- _SOURCE_
○ ○ ○

Stars: Seth Rogen, Zac Efron, Rose Byrne, Christopher Mintz-Plasse, Dave Franco, Ike Barinholtz, Lisa Kudrow, Jake Johnson

Director: Nicholas Stoller

Movies about fraternity house frolics, most commonly centred on a that part of college life at college where liquor, women and the humiliating hazing of pledges of is more important than getting a good education is essentially an American genre, most notably hallowed by John Landis and company in the seminal (no pun intended!) Animal House.

(Pixar’s youngster-aimed Monsters University stands out as a major genre exception).

Here director Nicholas Stoller, screenwriters Andrew J. Cohen and Brendan O’Brian and an ideal cast headed by Seth Rogen deliver all the filthy fun you could want in a coarse comedy that makes Rogen’s previous offerings such as Knocked Up and Superbad resemble tepid Enid Blyton TV adaptations.

Rogen and Rose Byrne hit all their marks playing a couple who move into their new home in what at first resembles an archetypal white picket fence American suburb.

But not for long!

Their lives become a living hell when dozens of Delta Psi Beta fraternity brothers move into the house next door and turn the neighbourhood into an epic of noise, booze, women, and worse that makes WW2 seem positively serene by comparison. And relations deteriorate into all-out war between Rogen and Frat House president Zac Efron (also splendid) and his horde…

Be warned. Unashamed bad taste is endemic from the start with Rogen and Byrne making love in front of their baby daughter (the twins who play the child deserve chocolate ice cream Oscars for their splendid contribution) and rapidly – and very, very funnily – goes from bawdy to worse as war breaks out.

The language is lurid, the gags – involving penis-shaped dildos and candles and worse might even shock a Channel 4 commissioning editor. As date movies go, it is essential that your partner should be foul-mouthed and filthy-minded to the max.

This crude comedy is not designed to take hostages.

Memorable moments abound. For me (and I saw the film a second time to savour the sequence) the most entertaining was, after telling their neighbours “We’re throwing a Robert De Niro party!") the fraternity members proceed en masse to impersonate De Niro so hilariously that I can’t be sure that I can ever take their victim seriously again.

Alan Frank

USA 2014. UK Distributor: Universal. Colour (unspecified).
96 minutes. Widescreen. UK certificate: 15.

Guidance ratings (out of 3): Sex/nudity 3, Violence/Horror 2, Drugs 3, Swearing 3.

○ ○ ○

- _Stored data entries_
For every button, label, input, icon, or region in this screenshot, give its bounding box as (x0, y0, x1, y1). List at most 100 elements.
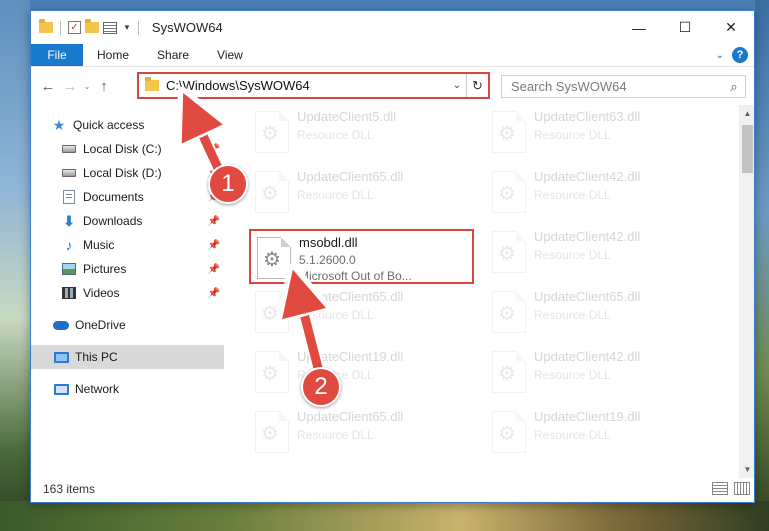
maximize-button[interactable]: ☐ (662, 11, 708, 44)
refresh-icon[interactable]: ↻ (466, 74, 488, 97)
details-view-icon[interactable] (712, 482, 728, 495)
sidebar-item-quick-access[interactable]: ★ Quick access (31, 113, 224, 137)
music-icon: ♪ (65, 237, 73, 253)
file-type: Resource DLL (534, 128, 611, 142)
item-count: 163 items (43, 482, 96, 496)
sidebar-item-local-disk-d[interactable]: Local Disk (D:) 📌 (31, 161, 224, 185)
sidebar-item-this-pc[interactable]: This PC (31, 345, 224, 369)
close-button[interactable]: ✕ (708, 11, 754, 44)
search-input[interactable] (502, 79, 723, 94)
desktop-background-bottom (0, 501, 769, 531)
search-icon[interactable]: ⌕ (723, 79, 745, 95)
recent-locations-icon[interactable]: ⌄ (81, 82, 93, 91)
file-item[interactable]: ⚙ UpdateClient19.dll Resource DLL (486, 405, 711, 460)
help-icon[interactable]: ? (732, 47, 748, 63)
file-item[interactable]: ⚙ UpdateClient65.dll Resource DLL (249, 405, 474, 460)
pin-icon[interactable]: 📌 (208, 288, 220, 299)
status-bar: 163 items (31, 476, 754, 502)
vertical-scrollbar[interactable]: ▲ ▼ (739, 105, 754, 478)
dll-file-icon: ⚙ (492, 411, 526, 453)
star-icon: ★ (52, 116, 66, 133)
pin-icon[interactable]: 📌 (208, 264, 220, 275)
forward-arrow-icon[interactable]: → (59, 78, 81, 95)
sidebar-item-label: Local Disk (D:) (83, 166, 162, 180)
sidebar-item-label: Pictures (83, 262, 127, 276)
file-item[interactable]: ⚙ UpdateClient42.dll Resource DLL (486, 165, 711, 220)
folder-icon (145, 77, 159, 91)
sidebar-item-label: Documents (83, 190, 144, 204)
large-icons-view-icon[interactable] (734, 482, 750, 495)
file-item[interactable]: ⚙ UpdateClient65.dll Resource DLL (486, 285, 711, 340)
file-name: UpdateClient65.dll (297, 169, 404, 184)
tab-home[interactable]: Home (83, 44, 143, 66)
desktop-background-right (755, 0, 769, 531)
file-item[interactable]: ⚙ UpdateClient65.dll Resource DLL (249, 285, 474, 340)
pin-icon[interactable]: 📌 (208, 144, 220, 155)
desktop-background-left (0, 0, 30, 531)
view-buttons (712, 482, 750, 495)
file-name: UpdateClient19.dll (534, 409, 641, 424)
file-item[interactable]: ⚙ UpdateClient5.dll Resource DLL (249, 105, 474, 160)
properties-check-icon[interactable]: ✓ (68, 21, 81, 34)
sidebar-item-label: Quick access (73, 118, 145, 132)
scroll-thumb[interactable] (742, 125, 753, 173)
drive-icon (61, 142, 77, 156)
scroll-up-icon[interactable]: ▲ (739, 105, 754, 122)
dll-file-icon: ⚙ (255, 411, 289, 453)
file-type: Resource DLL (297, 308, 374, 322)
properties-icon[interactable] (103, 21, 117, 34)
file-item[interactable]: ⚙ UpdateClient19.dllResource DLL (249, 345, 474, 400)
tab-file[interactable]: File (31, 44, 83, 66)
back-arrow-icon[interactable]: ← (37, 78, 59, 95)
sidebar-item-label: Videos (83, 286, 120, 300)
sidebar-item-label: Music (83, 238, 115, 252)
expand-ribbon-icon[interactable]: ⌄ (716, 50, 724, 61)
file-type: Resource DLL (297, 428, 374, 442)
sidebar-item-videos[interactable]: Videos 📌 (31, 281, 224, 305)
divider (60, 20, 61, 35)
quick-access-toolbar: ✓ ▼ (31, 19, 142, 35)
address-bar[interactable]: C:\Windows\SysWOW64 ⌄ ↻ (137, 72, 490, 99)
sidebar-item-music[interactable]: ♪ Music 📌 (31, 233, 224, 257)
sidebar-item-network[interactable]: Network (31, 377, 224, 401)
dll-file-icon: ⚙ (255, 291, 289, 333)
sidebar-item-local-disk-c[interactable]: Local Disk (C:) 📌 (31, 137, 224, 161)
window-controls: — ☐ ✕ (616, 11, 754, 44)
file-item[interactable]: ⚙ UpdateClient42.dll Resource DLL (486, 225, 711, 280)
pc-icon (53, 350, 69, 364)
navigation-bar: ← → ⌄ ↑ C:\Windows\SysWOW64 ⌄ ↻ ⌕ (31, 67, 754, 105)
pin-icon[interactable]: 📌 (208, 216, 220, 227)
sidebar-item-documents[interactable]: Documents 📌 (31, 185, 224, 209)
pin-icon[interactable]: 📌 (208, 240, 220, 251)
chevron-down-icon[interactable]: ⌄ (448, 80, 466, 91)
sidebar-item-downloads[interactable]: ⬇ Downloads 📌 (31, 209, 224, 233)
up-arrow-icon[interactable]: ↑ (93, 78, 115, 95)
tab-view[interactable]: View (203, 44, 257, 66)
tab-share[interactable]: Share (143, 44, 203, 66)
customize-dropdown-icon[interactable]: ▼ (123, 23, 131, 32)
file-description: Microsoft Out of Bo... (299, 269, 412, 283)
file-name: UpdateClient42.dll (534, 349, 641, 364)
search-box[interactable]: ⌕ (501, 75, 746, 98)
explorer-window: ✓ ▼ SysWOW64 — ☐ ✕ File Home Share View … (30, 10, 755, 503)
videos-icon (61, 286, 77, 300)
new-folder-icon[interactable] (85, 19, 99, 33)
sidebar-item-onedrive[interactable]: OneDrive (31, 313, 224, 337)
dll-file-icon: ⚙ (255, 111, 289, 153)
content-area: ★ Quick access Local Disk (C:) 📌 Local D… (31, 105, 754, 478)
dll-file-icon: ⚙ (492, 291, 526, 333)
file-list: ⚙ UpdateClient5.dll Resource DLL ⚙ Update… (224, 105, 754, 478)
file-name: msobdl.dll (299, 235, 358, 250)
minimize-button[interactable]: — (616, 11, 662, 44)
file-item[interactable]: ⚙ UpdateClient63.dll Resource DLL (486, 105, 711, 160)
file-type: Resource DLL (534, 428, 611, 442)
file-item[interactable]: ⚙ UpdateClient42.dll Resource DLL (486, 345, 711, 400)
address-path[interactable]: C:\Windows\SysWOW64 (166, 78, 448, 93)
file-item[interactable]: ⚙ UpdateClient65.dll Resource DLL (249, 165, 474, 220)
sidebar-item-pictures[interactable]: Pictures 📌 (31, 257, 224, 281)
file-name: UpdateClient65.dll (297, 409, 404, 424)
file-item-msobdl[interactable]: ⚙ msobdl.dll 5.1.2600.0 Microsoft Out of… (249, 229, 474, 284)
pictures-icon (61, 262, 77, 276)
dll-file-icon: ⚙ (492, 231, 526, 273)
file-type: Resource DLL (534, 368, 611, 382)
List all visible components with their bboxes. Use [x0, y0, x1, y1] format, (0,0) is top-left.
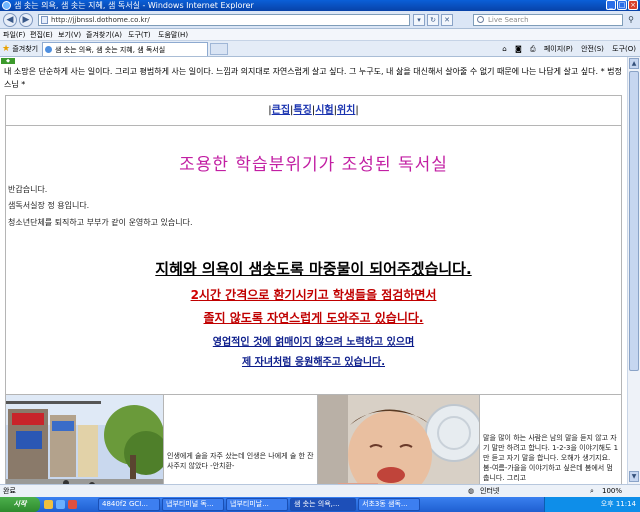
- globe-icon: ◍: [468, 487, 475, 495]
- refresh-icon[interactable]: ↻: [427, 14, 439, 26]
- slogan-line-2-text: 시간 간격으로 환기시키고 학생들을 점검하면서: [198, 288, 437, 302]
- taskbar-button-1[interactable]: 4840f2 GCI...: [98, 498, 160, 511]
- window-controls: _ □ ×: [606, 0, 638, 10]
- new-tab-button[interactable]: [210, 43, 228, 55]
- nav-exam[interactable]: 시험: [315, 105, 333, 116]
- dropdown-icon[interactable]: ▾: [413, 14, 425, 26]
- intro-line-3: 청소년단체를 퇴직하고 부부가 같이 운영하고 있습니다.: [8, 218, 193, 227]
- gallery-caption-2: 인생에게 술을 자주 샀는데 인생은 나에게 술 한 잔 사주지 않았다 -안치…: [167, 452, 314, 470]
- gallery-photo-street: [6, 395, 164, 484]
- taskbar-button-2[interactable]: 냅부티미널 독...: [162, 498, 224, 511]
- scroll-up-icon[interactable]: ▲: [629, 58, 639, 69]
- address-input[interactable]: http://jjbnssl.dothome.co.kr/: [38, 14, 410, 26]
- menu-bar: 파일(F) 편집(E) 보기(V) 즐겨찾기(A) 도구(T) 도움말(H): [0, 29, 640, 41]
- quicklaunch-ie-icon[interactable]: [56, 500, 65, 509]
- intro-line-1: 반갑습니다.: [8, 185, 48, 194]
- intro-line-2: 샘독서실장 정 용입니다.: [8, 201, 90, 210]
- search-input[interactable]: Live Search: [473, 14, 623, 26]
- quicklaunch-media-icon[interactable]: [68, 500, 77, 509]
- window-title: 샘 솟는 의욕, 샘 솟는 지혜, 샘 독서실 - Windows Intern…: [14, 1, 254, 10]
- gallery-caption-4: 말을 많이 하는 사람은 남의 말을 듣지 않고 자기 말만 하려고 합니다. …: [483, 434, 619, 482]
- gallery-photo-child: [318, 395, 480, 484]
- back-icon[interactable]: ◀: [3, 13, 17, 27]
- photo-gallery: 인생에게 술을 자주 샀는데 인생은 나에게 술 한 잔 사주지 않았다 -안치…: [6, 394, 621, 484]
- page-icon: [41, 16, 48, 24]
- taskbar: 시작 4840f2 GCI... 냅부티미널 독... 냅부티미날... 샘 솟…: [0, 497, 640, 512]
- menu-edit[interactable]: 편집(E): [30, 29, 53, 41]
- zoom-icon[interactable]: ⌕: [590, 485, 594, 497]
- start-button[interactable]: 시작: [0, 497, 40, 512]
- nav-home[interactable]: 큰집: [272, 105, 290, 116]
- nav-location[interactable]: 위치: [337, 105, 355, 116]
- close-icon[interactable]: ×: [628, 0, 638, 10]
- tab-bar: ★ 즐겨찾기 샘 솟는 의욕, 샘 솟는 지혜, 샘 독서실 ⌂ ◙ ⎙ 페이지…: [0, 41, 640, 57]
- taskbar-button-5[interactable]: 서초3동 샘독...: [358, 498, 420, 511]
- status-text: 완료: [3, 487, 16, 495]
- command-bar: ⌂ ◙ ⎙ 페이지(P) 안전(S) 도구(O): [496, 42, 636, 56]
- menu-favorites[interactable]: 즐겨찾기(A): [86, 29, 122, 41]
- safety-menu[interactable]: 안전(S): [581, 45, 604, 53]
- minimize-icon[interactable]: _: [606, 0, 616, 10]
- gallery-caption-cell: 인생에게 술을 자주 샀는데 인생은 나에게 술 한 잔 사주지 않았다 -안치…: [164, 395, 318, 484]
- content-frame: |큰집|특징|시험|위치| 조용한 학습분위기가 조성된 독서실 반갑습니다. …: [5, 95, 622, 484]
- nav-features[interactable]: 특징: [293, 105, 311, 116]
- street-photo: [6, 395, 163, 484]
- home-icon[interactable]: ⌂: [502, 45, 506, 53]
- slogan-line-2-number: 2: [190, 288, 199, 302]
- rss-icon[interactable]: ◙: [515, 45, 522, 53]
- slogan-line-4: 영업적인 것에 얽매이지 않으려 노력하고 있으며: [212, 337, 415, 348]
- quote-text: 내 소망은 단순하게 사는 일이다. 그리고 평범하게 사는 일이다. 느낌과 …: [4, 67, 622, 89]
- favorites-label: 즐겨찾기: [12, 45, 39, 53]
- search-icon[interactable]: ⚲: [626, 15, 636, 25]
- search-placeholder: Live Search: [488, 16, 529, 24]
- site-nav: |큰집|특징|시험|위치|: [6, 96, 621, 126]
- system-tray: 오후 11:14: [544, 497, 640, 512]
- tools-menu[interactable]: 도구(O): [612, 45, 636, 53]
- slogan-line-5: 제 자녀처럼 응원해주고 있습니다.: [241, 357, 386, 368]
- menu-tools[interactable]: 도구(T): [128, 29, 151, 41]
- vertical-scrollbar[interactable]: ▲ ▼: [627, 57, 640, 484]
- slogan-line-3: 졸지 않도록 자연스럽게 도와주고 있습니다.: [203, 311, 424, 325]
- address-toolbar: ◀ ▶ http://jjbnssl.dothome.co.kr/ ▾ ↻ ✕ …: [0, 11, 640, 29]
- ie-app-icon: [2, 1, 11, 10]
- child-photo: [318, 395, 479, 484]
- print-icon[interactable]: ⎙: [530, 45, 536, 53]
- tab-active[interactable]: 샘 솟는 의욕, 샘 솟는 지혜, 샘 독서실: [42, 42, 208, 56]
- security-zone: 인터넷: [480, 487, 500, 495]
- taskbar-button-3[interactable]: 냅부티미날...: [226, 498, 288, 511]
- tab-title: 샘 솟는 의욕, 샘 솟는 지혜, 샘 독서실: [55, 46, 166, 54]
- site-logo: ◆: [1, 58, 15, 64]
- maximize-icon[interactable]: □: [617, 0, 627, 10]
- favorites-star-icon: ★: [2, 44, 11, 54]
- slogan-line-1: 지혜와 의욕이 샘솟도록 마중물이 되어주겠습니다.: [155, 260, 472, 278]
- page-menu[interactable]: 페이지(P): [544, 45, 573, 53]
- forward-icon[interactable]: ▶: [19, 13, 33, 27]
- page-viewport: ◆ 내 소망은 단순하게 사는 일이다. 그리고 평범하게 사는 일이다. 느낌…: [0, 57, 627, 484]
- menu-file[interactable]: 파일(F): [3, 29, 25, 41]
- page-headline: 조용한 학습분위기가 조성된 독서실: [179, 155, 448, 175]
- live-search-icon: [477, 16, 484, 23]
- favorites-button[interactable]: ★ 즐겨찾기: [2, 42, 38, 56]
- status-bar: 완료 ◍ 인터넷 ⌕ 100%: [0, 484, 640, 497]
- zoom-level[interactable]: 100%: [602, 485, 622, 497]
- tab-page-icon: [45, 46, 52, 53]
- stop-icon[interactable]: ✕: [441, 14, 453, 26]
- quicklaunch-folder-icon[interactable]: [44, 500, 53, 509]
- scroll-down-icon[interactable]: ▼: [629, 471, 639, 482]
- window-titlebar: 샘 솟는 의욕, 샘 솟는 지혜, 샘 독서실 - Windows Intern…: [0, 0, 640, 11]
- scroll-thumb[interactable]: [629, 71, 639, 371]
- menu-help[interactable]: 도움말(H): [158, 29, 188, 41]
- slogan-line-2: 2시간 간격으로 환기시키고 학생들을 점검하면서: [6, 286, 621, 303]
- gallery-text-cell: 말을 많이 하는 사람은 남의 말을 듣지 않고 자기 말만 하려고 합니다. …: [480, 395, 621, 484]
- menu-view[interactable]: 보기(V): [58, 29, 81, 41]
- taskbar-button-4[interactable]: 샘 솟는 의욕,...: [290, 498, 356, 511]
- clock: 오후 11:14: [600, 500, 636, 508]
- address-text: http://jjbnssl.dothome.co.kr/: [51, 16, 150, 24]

○ ○ ○

- _WHAT IS NEEDED_
Write out the part of the film review from "The language is" to "3, Swearing 3.".

- _WORKED SOLUTION_
The language is lurid, the gags – involving penis-shaped dildos and candles and worse might even shock a Channel 4 commissioning editor. As date movies go, it is essential that your partner should be foul-mouthed and filthy-minded to the max.

This crude comedy is not designed to take hostages.

Memorable moments abound. For me (and I saw the film a second time to savour the sequence) the most entertaining was, after telling their neighbours “We’re throwing a Robert De Niro party!") the fraternity members proceed en masse to impersonate De Niro so hilariously that I can’t be sure that I can ever take their victim seriously again.

Alan Frank

USA 2014. UK Distributor: Universal. Colour (unspecified).
96 minutes. Widescreen. UK certificate: 15.

Guidance ratings (out of 3): Sex/nudity 3, Violence/Horror 2, Drugs 3, Swearing 3.